→ **Task brief**
Report every line in the listing below where the string "odatda" shows up.
***** Excerpted data *****
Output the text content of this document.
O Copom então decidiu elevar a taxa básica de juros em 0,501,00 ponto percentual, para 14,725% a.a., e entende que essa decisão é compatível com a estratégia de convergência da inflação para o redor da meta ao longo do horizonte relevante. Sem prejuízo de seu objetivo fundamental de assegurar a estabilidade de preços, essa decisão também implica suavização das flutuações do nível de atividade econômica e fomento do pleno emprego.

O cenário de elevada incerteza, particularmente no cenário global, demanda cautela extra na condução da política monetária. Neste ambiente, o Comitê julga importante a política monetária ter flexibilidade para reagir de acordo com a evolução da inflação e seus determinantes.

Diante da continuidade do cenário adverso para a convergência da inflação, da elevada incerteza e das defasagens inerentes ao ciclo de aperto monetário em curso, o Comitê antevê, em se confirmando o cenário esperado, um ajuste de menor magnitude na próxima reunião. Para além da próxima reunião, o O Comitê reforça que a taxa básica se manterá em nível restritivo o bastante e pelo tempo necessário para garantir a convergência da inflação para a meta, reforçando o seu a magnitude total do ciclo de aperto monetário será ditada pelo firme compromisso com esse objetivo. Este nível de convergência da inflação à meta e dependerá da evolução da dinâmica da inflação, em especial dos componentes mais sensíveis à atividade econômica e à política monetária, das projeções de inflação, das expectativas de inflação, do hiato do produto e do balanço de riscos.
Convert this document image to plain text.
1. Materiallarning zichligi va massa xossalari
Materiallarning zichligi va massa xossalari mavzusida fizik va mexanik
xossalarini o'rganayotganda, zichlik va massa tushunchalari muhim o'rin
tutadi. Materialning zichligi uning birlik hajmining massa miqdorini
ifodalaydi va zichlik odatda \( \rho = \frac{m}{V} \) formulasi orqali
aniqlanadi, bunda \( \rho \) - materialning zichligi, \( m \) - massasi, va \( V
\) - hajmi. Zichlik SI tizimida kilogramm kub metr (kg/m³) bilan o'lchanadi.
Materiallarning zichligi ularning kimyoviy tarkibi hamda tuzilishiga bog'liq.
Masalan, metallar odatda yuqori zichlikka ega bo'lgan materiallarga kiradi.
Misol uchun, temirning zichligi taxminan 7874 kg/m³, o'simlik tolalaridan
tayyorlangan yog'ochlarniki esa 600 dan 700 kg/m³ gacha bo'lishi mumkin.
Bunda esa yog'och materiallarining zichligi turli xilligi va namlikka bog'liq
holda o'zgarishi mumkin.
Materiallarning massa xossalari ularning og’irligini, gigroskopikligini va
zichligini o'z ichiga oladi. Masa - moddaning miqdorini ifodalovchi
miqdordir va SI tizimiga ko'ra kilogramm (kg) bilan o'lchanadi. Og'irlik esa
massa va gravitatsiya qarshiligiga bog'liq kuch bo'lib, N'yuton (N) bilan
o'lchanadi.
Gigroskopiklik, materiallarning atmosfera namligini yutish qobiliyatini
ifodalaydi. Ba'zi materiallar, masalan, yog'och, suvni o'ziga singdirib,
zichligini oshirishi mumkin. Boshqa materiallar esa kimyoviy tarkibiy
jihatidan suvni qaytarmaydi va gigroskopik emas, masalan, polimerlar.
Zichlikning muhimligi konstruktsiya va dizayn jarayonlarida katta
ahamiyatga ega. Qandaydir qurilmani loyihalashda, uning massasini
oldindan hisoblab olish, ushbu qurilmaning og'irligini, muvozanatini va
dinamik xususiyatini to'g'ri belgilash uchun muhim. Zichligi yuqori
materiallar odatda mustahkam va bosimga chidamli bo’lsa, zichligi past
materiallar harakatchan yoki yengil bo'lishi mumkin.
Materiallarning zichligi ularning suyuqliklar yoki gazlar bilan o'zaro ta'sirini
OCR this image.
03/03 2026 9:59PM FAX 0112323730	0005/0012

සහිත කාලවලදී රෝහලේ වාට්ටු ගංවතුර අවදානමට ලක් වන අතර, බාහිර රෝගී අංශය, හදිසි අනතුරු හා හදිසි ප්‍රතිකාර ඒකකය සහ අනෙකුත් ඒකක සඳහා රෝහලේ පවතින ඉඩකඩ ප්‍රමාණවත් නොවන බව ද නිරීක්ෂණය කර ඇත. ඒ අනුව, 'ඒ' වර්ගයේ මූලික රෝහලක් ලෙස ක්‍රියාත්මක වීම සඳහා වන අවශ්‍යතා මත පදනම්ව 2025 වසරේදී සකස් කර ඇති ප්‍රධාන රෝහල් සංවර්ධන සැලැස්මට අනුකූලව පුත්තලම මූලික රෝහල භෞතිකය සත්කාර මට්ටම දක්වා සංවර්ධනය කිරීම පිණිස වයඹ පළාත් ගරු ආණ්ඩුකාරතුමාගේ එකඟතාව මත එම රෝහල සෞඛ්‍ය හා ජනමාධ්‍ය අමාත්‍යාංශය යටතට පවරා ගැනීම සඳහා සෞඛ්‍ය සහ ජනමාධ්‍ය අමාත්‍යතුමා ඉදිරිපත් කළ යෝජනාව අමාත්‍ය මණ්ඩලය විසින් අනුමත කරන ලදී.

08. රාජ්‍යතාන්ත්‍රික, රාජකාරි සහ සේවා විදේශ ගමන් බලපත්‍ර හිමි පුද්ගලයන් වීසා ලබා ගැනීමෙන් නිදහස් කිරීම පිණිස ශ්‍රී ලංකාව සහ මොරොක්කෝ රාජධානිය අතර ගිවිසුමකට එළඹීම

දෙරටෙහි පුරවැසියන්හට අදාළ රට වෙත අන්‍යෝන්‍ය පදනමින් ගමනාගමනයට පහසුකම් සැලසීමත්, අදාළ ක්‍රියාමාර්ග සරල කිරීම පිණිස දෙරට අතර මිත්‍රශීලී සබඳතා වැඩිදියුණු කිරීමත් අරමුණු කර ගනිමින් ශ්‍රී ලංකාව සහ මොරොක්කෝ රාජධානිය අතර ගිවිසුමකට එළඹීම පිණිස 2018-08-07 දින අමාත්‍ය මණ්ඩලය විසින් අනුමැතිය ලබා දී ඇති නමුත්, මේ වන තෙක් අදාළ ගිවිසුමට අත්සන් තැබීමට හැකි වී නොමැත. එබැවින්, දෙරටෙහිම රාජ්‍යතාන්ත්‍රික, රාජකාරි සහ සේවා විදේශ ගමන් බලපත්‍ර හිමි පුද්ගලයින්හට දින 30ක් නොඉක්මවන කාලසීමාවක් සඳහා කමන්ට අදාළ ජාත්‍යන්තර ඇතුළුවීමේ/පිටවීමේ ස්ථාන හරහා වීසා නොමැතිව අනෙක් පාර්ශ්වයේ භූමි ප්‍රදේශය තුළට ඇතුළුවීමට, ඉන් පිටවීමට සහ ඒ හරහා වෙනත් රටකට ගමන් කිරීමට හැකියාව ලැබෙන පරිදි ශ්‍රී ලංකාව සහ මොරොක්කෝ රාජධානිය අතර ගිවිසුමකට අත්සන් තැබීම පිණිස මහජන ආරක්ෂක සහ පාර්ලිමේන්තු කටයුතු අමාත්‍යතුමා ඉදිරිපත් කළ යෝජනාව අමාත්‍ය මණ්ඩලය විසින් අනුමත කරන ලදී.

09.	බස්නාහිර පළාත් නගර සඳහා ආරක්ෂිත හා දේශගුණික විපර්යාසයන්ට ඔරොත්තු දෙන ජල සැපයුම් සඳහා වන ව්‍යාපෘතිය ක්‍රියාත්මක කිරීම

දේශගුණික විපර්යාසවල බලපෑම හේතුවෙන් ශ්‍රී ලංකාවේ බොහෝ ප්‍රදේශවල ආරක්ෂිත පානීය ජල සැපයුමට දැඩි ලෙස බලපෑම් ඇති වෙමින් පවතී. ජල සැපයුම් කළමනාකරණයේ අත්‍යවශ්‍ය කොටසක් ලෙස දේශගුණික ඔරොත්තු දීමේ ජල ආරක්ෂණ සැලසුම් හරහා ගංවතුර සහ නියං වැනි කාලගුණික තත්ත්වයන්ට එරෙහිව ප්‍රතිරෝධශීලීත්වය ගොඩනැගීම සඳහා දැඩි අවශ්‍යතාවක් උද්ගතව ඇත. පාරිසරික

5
*****
→ **The completed task**
ifodalaydi va zichlik odatda \( \rho = \frac{m}{V} \) formulasi orqali
Masalan, metallar odatda yuqori zichlikka ega bo'lgan materiallarga kiradi.
materiallar odatda mustahkam va bosimga chidamli bo’lsa, zichligi past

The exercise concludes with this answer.